* EXERCISE AIM *
Give the records back in full, exactly as they read.

* DATA *
++++
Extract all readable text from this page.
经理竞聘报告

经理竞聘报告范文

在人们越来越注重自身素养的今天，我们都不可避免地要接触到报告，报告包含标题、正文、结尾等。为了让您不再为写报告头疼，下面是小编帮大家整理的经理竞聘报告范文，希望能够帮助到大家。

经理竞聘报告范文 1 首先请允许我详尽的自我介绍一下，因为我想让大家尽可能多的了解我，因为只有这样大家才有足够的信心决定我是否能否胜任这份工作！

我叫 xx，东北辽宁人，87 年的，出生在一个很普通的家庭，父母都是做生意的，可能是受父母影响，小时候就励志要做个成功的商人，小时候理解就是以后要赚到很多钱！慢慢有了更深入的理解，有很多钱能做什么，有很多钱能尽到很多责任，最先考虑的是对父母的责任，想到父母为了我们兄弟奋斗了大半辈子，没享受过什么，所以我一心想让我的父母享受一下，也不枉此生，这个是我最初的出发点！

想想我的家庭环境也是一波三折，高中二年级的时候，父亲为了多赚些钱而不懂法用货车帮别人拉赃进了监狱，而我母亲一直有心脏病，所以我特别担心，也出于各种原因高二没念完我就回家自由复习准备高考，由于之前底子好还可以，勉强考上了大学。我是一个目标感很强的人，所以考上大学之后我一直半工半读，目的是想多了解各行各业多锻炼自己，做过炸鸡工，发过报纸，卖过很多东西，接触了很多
++++
* TASK RESULT *
Extract all readable text from this page.
经理竞聘报告

经理竞聘报告范文

在人们越来越注重自身素养的今天，我们都不可避免地要接触到报告，报告包含标题、正文、结尾等。为了让您不再为写报告头疼，下面是小编帮大家整理的经理竞聘报告范文，希望能够帮助到大家。

经理竞聘报告范文 1 首先请允许我详尽的自我介绍一下，因为我想让大家尽可能多的了解我，因为只有这样大家才有足够的信心决定我是否能否胜任这份工作！

我叫 xx，东北辽宁人，87 年的，出生在一个很普通的家庭，父母都是做生意的，可能是受父母影响，小时候就励志要做个成功的商人，小时候理解就是以后要赚到很多钱！慢慢有了更深入的理解，有很多钱能做什么，有很多钱能尽到很多责任，最先考虑的是对父母的责任，想到父母为了我们兄弟奋斗了大半辈子，没享受过什么，所以我一心想让我的父母享受一下，也不枉此生，这个是我最初的出发点！

想想我的家庭环境也是一波三折，高中二年级的时候，父亲为了多赚些钱而不懂法用货车帮别人拉赃进了监狱，而我母亲一直有心脏病，所以我特别担心，也出于各种原因高二没念完我就回家自由复习准备高考，由于之前底子好还可以，勉强考上了大学。我是一个目标感很强的人，所以考上大学之后我一直半工半读，目的是想多了解各行各业多锻炼自己，做过炸鸡工，发过报纸，卖过很多东西，接触了很多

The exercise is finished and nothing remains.